++++ MATERIAL FOR THE TASK
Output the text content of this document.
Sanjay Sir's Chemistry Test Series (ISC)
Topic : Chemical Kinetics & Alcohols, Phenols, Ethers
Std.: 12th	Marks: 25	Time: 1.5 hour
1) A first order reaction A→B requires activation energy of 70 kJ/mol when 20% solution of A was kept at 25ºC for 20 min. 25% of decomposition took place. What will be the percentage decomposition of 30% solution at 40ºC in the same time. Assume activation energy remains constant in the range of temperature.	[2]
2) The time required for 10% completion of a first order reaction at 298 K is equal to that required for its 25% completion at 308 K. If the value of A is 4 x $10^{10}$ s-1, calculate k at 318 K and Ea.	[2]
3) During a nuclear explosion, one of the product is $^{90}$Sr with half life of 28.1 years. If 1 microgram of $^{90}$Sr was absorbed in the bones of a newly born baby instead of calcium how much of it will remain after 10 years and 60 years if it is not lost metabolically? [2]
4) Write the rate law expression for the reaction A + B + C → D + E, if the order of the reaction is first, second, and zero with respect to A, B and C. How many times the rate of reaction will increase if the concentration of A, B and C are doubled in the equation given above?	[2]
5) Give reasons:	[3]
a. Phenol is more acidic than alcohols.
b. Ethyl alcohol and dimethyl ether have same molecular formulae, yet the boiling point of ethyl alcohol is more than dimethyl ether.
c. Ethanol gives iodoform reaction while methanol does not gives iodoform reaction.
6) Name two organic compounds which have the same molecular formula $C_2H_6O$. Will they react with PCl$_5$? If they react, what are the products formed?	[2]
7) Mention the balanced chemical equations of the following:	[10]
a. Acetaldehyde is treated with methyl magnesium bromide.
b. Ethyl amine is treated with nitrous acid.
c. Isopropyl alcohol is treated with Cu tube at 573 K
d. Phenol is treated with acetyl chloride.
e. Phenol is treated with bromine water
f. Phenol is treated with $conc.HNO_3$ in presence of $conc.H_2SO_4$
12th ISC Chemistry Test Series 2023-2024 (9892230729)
++++++++
__TO BE DONE__:
Copy out each record, keeping every word as it is.

__EXERCISE SOLUTION__:
Output the text content of this document.
Sanjay Sir's Chemistry Test Series (ISC)
Topic : Chemical Kinetics & Alcohols, Phenols, Ethers
Std.: 12th	Marks: 25	Time: 1.5 hour
1) A first order reaction A→B requires activation energy of 70 kJ/mol when 20% solution of A was kept at 25ºC for 20 min. 25% of decomposition took place. What will be the percentage decomposition of 30% solution at 40ºC in the same time. Assume activation energy remains constant in the range of temperature.	[2]
2) The time required for 10% completion of a first order reaction at 298 K is equal to that required for its 25% completion at 308 K. If the value of A is 4 x $10^{10}$ s-1, calculate k at 318 K and Ea.	[2]
3) During a nuclear explosion, one of the product is $^{90}$Sr with half life of 28.1 years. If 1 microgram of $^{90}$Sr was absorbed in the bones of a newly born baby instead of calcium how much of it will remain after 10 years and 60 years if it is not lost metabolically? [2]
4) Write the rate law expression for the reaction A + B + C → D + E, if the order of the reaction is first, second, and zero with respect to A, B and C. How many times the rate of reaction will increase if the concentration of A, B and C are doubled in the equation given above?	[2]
5) Give reasons:	[3]
a. Phenol is more acidic than alcohols.
b. Ethyl alcohol and dimethyl ether have same molecular formulae, yet the boiling point of ethyl alcohol is more than dimethyl ether.
c. Ethanol gives iodoform reaction while methanol does not gives iodoform reaction.
6) Name two organic compounds which have the same molecular formula $C_2H_6O$. Will they react with PCl$_5$? If they react, what are the products formed?	[2]
7) Mention the balanced chemical equations of the following:	[10]
a. Acetaldehyde is treated with methyl magnesium bromide.
b. Ethyl amine is treated with nitrous acid.
c. Isopropyl alcohol is treated with Cu tube at 573 K
d. Phenol is treated with acetyl chloride.
e. Phenol is treated with bromine water
f. Phenol is treated with $conc.HNO_3$ in presence of $conc.H_2SO_4$
12th ISC Chemistry Test Series 2023-2024 (9892230729)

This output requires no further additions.